— BEGIN DATA LINES —
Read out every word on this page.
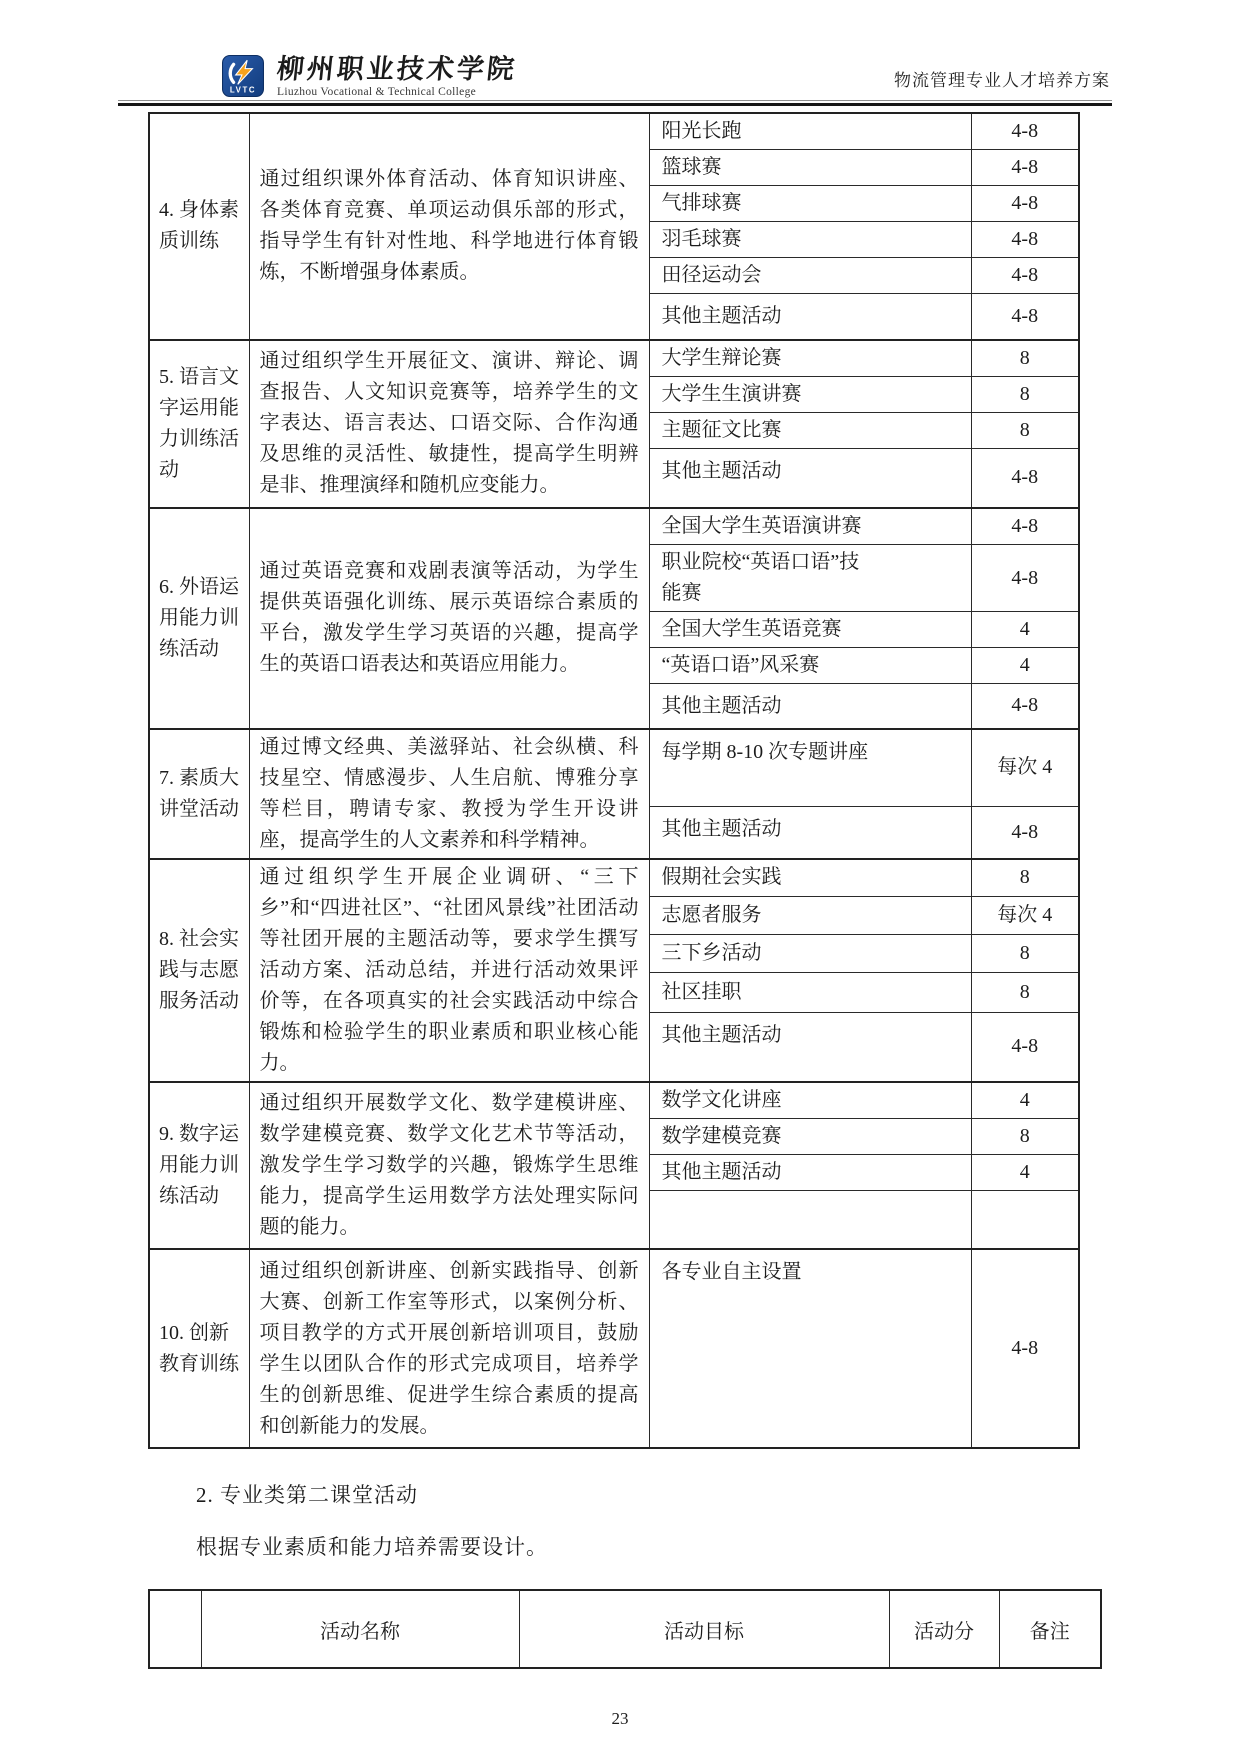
LVTC
柳州职业技术学院
Liuzhou Vocational & Technical College
物流管理专业人才培养方案
4. 身体素质训练	通过组织课外体育活动、体育知识讲座、各类体育竞赛、单项运动俱乐部的形式，指导学生有针对性地、科学地进行体育锻炼，不断增强身体素质。	阳光长跑	4-8
		篮球赛	4-8
		气排球赛	4-8
		羽毛球赛	4-8
		田径运动会	4-8
		其他主题活动	4-8
5. 语言文字运用能力训练活动	通过组织学生开展征文、演讲、辩论、调查报告、人文知识竞赛等，培养学生的文字表达、语言表达、口语交际、合作沟通及思维的灵活性、敏捷性，提高学生明辨是非、推理演绎和随机应变能力。	大学生辩论赛	8
		大学生生演讲赛	8
		主题征文比赛	8
		其他主题活动	4-8
6. 外语运用能力训练活动	通过英语竞赛和戏剧表演等活动，为学生提供英语强化训练、展示英语综合素质的平台，激发学生学习英语的兴趣，提高学生的英语口语表达和英语应用能力。	全国大学生英语演讲赛	4-8
		职业院校“英语口语”技能赛	4-8
		全国大学生英语竞赛	4
		“英语口语”风采赛	4
		其他主题活动	4-8
7. 素质大讲堂活动	通过博文经典、美滋驿站、社会纵横、科技星空、情感漫步、人生启航、博雅分享等栏目，聘请专家、教授为学生开设讲座，提高学生的人文素养和科学精神。	每学期 8-10 次专题讲座	每次 4
		其他主题活动	4-8
8. 社会实践与志愿服务活动	通过组织学生开展企业调研、“三下乡”和“四进社区”、“社团风景线”社团活动等社团开展的主题活动等，要求学生撰写活动方案、活动总结，并进行活动效果评价等，在各项真实的社会实践活动中综合锻炼和检验学生的职业素质和职业核心能力。	假期社会实践	8
		志愿者服务	每次 4
		三下乡活动	8
		社区挂职	8
		其他主题活动	4-8
9. 数字运用能力训练活动	通过组织开展数学文化、数学建模讲座、数学建模竞赛、数学文化艺术节等活动，激发学生学习数学的兴趣，锻炼学生思维能力，提高学生运用数学方法处理实际问题的能力。	数学文化讲座	4
		数学建模竞赛	8
		其他主题活动	4

10. 创新教育训练	通过组织创新讲座、创新实践指导、创新大赛、创新工作室等形式，以案例分析、项目教学的方式开展创新培训项目，鼓励学生以团队合作的形式完成项目，培养学生的创新思维、促进学生综合素质的提高和创新能力的发展。	各专业自主设置	4-8
2. 专业类第二课堂活动
根据专业素质和能力培养需要设计。
	活动名称	活动目标	活动分	备注
23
— END DATA LINES —
> **GOAL OF THE EXERCISE**: Each line that holds the word "数学建模竞赛" should be extracted from the records.

> **TASK SOLUTION**:
9. 数字运用能力训练活动	通过组织开展数学文化、数学建模讲座、数学建模竞赛、数学文化艺术节等活动，激发学生学习数学的兴趣，锻炼学生思维能力，提高学生运用数学方法处理实际问题的能力。	数学文化讲座	4
		数学建模竞赛	8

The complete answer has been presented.